Data records:
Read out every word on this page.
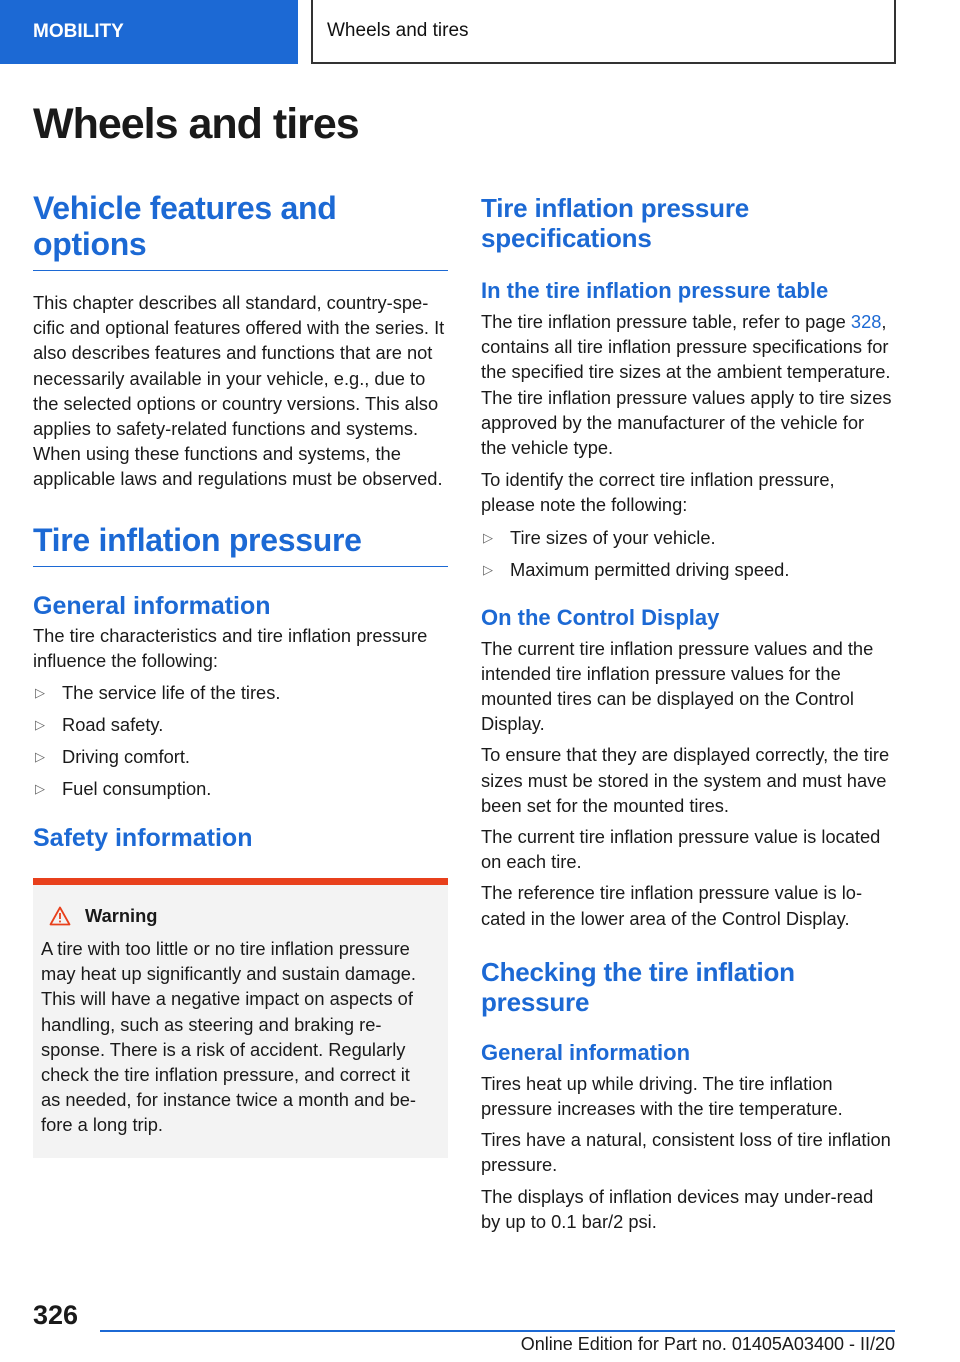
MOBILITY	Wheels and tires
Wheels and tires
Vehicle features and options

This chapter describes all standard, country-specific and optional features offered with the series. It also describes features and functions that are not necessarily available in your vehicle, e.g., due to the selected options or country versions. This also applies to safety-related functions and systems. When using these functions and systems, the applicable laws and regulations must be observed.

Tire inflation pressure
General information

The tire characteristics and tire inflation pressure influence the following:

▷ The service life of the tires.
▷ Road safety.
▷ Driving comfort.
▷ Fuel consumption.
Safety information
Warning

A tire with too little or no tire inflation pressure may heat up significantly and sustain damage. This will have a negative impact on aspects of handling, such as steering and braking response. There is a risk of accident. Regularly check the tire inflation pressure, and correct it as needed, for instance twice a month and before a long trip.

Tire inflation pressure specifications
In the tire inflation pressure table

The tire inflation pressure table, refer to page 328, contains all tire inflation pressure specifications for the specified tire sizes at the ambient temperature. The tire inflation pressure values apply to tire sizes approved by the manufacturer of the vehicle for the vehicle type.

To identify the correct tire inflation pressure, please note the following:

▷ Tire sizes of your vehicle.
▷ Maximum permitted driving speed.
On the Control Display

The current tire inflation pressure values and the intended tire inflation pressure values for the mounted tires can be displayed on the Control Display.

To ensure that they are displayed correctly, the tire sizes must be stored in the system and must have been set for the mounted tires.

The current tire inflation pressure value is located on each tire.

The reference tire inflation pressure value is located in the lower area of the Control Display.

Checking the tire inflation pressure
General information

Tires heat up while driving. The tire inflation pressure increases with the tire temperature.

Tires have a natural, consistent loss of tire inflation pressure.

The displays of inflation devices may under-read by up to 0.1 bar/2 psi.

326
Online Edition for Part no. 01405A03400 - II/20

--

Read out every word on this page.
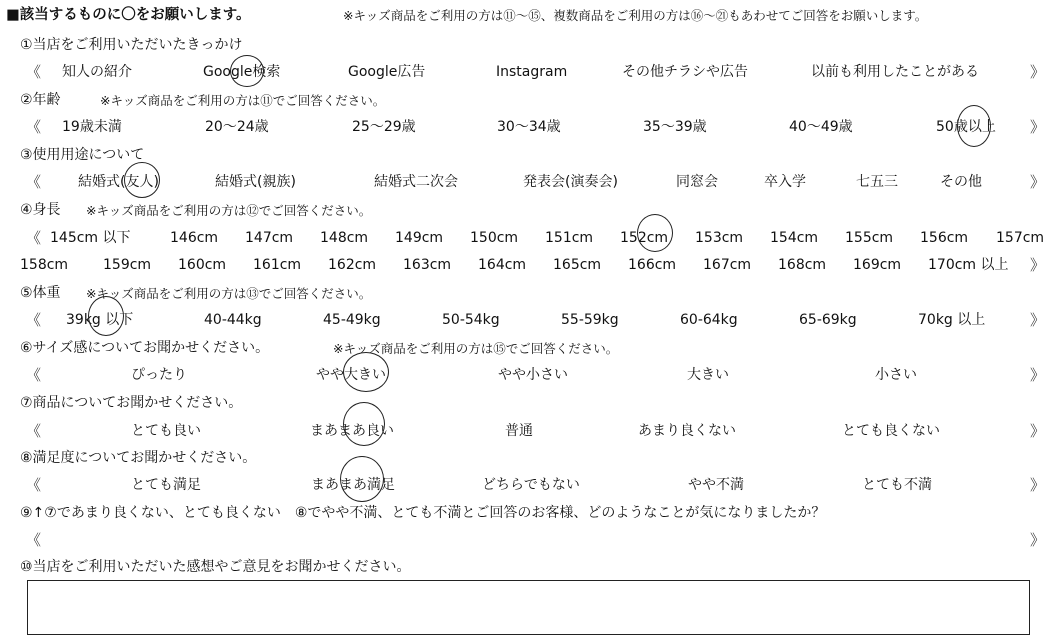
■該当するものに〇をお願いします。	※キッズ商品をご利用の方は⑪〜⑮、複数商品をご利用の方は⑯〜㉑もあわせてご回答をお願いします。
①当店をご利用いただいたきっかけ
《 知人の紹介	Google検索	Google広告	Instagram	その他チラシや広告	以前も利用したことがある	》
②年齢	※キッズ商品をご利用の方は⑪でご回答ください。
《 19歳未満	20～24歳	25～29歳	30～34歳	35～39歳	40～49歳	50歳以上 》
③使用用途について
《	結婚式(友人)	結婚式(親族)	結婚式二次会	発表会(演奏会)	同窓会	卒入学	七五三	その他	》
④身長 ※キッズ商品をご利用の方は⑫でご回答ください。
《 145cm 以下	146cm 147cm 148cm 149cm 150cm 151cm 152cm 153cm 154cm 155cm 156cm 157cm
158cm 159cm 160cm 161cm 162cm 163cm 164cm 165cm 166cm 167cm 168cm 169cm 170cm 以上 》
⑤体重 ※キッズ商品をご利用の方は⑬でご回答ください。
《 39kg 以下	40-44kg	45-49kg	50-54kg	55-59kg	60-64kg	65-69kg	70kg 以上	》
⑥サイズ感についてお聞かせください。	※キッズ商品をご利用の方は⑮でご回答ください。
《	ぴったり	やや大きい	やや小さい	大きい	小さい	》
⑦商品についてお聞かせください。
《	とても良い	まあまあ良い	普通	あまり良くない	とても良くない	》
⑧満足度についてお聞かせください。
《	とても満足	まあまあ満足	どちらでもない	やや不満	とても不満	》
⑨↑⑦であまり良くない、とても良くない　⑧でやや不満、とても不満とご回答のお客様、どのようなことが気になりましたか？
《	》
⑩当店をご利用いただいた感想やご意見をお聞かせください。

---

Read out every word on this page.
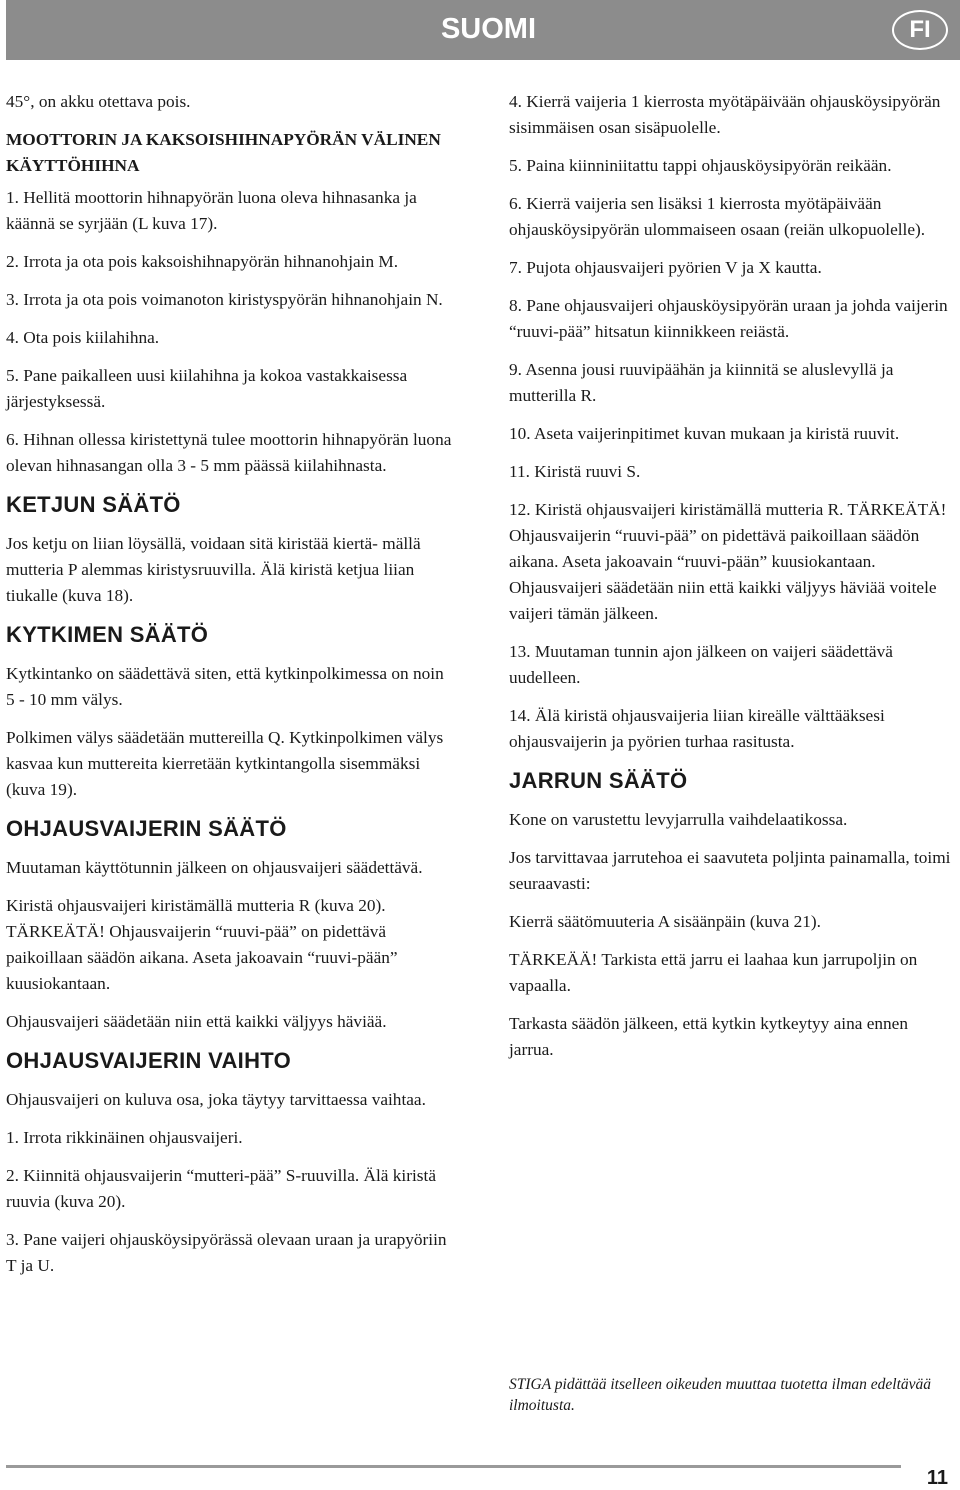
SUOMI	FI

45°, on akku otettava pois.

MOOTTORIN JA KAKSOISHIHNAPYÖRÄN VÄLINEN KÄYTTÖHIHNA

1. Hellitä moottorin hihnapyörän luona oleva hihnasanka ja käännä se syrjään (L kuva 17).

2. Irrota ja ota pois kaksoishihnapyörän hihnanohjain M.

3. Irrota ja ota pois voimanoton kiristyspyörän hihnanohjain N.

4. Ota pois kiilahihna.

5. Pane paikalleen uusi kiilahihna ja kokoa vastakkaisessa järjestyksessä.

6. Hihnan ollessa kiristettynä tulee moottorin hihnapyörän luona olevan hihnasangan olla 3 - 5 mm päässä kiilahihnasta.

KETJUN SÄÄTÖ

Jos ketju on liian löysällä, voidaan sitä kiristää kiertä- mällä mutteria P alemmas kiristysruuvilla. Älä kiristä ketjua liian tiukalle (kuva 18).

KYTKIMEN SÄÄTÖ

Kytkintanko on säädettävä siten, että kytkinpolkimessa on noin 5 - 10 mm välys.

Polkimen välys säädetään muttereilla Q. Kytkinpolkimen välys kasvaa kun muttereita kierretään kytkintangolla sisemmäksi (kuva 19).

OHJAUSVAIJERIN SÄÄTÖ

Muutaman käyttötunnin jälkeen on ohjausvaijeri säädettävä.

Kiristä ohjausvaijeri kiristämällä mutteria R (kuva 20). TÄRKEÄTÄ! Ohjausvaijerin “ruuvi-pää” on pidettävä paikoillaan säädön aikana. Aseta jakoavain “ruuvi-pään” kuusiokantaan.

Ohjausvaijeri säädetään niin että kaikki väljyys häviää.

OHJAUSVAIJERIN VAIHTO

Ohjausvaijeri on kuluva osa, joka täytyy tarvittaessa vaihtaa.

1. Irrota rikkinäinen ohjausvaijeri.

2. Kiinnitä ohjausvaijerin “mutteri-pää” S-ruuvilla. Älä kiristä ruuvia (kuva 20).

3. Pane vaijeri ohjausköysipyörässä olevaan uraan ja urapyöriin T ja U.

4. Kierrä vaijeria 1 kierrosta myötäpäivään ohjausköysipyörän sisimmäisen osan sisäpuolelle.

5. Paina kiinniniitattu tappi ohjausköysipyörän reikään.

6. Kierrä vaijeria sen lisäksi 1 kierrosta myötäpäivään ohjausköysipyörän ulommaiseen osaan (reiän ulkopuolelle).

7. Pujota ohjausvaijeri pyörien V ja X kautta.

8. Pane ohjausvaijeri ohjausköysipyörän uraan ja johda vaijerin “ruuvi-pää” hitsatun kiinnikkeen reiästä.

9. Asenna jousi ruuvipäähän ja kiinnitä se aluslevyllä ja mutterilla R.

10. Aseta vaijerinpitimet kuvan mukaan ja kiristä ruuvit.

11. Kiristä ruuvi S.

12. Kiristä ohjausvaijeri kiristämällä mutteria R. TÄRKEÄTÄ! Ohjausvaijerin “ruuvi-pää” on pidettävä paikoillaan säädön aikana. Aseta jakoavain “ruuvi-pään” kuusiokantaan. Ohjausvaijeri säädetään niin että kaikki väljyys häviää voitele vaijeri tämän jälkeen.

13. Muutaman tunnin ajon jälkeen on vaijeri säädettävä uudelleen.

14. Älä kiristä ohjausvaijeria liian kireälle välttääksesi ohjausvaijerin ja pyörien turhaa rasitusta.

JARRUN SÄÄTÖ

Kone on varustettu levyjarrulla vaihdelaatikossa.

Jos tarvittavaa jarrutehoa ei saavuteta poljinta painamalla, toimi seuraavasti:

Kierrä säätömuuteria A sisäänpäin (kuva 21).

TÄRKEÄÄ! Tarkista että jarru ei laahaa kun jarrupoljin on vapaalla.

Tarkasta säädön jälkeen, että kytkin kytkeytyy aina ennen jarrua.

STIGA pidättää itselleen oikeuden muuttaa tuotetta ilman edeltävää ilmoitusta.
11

- EXERCISE GOAL
Search the listing above for the string "välys". Copy every line that contains it.

- TASK RESPONSE
Kytkintanko on säädettävä siten, että kytkinpolkimessa on noin 5 - 10 mm välys.
Polkimen välys säädetään muttereilla Q. Kytkinpolkimen välys kasvaa kun muttereita kierretään kytkintangolla sisemmäksi (kuva 19).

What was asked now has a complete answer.